- Requirement a:
Please extract the records word for word, starting at the line that contains "logo-emblem-letters: SM [937,58,964,78]" and running through the last line of the records, with both of those lines included.

NOT FOR RELEASE, PUBLICATION OR DISTRIBUTION, DIRECTLY OR INDIRECTLY, IN OR
INTO, THE UNITED STATES (INCLUDING ITS TERRITORIES AND POSSESSIONS, ANY STATE
OF THE UNITED STATES AND THE DISTRICT OF COLUMBIA), AUSTRALIA, CANADA, NEW
ZEALAND, THE REPUBLIC OF SOUTH AFRICA OR JAPAN.

 

 

GREENCOAT UK WIND PLC

(the "Company")

 

Q3 Update, Net Asset Value and Dividend Announcement

 

Q3 Update

 

Lucinda Riches, Chairman of Greencoat UK Wind, said: "The third quarter has
been a busy and productive period for Greencoat UK Wind. We have increased our
investment in Kype Muir Extension, a high quality windfarm at a price
accretive to NAV, and refinanced both our RCF and near-maturing term debt with
our existing set of supportive lenders. The migration to a common terms
arrangement further enhances our debt platform, and our ability to conduct a
competitive refinancing with our existing lenders is testament to the
attractiveness of the Company's credit.

 

We continue actively to progress selective disposal opportunities, with a view
to reducing the Company's gearing and providing flexibility for further
capital allocation."

 

Further Investment in Kype Muir Extension Wind Farm

 

The Company is pleased to announce that, together with another fund managed by
Schroders Greencoat LLP, it has acquired the remaining 50.1% in Kype Muir
Extension wind farm from OnPath Energy.

 

The Company made a further investment of £14.25 million from available cash
in Kype Muir Extension with its additional interest acquired by the exercise
of certain existing shareholder rights. The Company's overall interest in the
windfarm has increased to 66% and the acquisition was accretive to NAV. The
Company's net generating capacity now stands at 2,017MW.

 

Refinancing

 

The Company also completed a £725 million refinancing of its debt facilities
during the quarter. The refinancing was conducted with the Company's existing
set of lenders. The process also involved migrating all lenders to a Common
Terms Agreement, offering the Company a consistent set of terms and a strong
platform for future debt placements.

 

The Company has reduced the size of its Revolving Credit Facility ("RCF") to
£400 million (down from £600 million), of which £300 million was drawn at
30 September. The margin on the renewed RCF has fallen from 1.75% to 1.5% and
it now matures in October 2027.

 

The Company has also refinanced £325 million of term loans that were due to
mature between November 2024 and May 2026. In addition, the Company placed a
further £100 million of term debt, with proceeds used to fund the reduction
in drawn RCF. The £425 million of new term loans mature between September
2029 and September 2031, reflecting the Company's ability to borrow over the
medium to long term.

- Requirement b:
Continue the Greencoat UK Wind Q3 update from its final sentence onward.

- Data listing:
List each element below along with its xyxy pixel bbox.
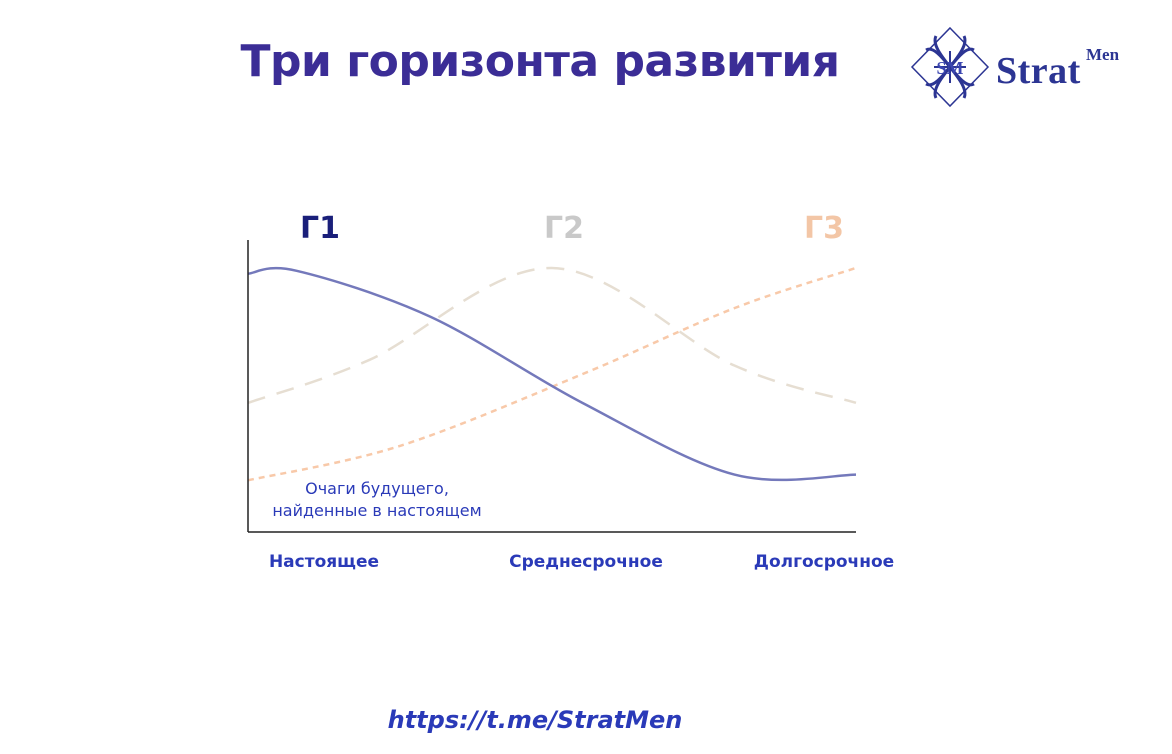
logo-emblem-letters: SM [937,58,964,78]
footer-url-link[interactable]: https://t.me/StratMen [387,706,683,734]
series-label-1: Г1 [300,211,340,246]
stratmen-logo: SM Strat Men [906,22,1131,112]
series-labels: Г1 Г2 Г3 [300,211,844,246]
series-line-1 [247,266,857,482]
annotation-line-2: найденные в настоящем [272,501,482,520]
logo-wordmark: Strat [996,50,1081,92]
annotation-line-1: Очаги будущего, [305,479,449,498]
series-curves [247,266,857,482]
logo-superscript: Men [1086,45,1120,64]
series-label-2: Г2 [544,211,584,246]
series-label-3: Г3 [804,211,844,246]
x-tick-label-3: Долгосрочное [754,552,894,572]
x-tick-label-1: Настоящее [269,552,379,572]
x-axis-labels: Настоящее Среднесрочное Долгосрочное [269,552,894,572]
series-line-2 [247,266,857,405]
series-line-3 [247,266,857,482]
chart-annotation: Очаги будущего, найденные в настоящем [262,478,492,522]
x-tick-label-2: Среднесрочное [509,552,663,572]
page-title: Три горизонта развития [240,36,840,87]
logo-emblem-icon: SM [910,26,990,108]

- Task result a:
logo-emblem-letters: SM [937,58,964,78]
footer-url-link[interactable]: https://t.me/StratMen [387,706,683,734]
series-label-1: Г1 [300,211,340,246]
stratmen-logo: SM Strat Men [906,22,1131,112]
series-labels: Г1 Г2 Г3 [300,211,844,246]
series-line-1 [247,266,857,482]
annotation-line-2: найденные в настоящем [272,501,482,520]
logo-wordmark: Strat [996,50,1081,92]
annotation-line-1: Очаги будущего, [305,479,449,498]
series-curves [247,266,857,482]
logo-superscript: Men [1086,45,1120,64]
series-label-2: Г2 [544,211,584,246]
series-label-3: Г3 [804,211,844,246]
x-tick-label-3: Долгосрочное [754,552,894,572]
x-tick-label-1: Настоящее [269,552,379,572]
x-axis-labels: Настоящее Среднесрочное Долгосрочное [269,552,894,572]
series-line-2 [247,266,857,405]
series-line-3 [247,266,857,482]
chart-annotation: Очаги будущего, найденные в настоящем [262,478,492,522]
x-tick-label-2: Среднесрочное [509,552,663,572]
page-title: Три горизонта развития [240,36,840,87]
logo-emblem-icon: SM [910,26,990,108]

- Task result b:
 

The weighted average cost of the Company's debt is 4.68% (30 June 2024:
4.63%). The Company's next maturing term debt facility falls due in November
2026.

 

Net Asset Value and Dividend Announcement

 

 Net Asset Value / Net Asset Value per share  £3,600 million / 158.6 pence
 Dividend per share                           2.5 pence

 

The Company announces that its unaudited Net Asset Value as of 30 September
2024 is £3,600 million (158.6 pence per share).

 

The Company's September 2024 Factsheet is available on the Company's
website, www.greencoat-ukwind.com (http://www.greencoat-ukwind.com/) .

 

The Company also announces a quarterly interim dividend of 2.5 pence per share
with respect to the quarter ended 30 September 2024.

 

Dividend Timetable

Ex-dividend date           14 November 2024

Record date                  15 November 2024

Payment date                29 November 2024

 

 

For further information, please contact:

 

Greencoat UK Wind PLC
                                                020
7832 9425

Stephen Lilley

Matt Ridley

 

Ocorian Administration (UK) Limited               Company
Secretary             028 9693 0219

Josh
Finlay

 

Headland                                             020
3805 4822

Stephen Malthouse

Rob Walker

Charlie Twigg

ukwind@headlandconsultancy.com (mailto:ukwind@headlandconsultancy.com)

 

 

Disclaimer

This announcement is not for publication or distribution, directly or
indirectly, in or into the United States (including its territories and
possessions, any state of the United States and the District of Columbia),
Australia, Canada, New Zealand, South Africa or Japan. The distribution of
this announcement may be restricted by law in certain jurisdictions and
persons into whose possession any document or other information referred to
herein comes should inform themselves about and observe any such restriction.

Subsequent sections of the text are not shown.